## BEGIN
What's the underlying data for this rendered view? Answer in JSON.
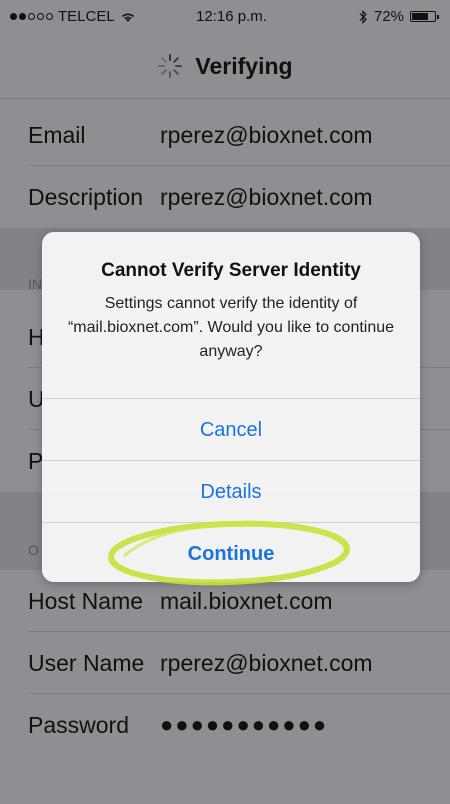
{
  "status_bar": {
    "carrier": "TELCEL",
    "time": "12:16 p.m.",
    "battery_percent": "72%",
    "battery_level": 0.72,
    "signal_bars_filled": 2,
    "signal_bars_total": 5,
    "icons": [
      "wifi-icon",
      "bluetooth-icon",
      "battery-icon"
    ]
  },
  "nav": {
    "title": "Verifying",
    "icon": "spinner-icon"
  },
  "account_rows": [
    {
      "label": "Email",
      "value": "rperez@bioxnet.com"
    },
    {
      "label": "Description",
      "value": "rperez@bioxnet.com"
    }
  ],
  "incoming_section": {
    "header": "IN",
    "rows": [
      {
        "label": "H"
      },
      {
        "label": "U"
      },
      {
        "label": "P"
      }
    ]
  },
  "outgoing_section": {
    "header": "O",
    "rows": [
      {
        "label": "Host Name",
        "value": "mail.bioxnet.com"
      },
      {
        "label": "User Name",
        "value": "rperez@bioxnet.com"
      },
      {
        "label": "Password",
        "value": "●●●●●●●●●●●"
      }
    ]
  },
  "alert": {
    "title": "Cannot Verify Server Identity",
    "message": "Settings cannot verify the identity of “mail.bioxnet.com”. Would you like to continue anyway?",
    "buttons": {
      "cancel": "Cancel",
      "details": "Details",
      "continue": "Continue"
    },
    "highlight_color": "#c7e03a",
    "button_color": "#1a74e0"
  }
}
## END
## BEGIN
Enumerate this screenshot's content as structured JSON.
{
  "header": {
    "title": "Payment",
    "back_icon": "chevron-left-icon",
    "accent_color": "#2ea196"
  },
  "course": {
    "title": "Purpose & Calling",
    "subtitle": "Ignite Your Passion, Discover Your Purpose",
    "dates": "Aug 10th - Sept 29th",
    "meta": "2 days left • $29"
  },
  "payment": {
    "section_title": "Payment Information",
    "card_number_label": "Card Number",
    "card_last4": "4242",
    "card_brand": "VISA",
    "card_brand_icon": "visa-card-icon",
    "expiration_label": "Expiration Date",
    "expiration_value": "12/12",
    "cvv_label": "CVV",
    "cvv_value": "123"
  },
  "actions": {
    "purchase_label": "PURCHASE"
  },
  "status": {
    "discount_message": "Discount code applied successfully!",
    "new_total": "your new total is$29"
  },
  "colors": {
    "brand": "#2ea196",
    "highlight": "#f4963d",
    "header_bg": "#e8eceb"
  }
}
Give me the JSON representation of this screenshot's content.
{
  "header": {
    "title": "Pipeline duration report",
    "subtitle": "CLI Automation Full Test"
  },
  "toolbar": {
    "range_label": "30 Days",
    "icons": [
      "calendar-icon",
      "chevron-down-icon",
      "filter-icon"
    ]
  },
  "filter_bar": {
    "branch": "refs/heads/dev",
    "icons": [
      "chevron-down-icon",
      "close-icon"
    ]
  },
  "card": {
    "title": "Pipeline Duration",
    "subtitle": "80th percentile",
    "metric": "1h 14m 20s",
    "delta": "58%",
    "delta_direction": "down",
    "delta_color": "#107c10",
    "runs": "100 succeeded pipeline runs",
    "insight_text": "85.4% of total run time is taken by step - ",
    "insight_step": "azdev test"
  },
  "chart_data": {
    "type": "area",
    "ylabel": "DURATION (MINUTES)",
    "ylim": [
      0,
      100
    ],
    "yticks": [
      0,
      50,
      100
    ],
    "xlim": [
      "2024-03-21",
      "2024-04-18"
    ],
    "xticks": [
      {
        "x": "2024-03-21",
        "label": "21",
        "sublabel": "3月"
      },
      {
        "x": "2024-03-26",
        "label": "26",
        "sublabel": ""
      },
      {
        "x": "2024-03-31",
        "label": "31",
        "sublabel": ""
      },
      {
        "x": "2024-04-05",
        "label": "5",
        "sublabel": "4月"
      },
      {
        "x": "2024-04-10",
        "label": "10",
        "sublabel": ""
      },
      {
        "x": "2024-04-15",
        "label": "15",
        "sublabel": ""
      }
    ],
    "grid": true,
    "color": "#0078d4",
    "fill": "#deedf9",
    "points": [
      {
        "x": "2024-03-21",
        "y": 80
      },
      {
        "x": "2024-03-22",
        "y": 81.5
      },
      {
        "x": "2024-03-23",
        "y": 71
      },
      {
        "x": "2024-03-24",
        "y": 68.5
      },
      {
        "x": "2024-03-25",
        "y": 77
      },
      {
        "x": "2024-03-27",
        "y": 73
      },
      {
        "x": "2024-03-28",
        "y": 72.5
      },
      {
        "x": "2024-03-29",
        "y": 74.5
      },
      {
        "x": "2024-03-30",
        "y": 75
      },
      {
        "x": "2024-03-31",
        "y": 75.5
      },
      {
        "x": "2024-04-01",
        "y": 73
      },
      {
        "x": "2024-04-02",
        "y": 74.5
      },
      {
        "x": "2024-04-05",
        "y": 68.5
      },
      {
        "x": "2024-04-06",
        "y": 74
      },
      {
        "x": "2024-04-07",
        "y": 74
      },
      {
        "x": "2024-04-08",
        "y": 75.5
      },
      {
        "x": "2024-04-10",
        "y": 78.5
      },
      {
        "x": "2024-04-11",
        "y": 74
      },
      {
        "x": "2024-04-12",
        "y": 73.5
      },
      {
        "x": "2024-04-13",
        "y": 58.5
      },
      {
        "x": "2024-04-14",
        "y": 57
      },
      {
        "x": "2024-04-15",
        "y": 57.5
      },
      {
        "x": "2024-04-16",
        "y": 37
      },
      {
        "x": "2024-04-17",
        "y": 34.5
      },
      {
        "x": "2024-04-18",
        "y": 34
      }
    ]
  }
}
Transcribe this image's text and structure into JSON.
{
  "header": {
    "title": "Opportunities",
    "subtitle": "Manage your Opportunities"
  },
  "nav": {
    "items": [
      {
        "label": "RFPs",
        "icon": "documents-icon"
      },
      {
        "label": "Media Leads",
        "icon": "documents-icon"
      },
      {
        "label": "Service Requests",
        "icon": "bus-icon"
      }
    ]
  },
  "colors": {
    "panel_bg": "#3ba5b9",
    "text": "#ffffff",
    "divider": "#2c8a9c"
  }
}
## END
__Set exercise__
Count the lines above in which the word "Purpose" appears, then state only that count.

__The output__
2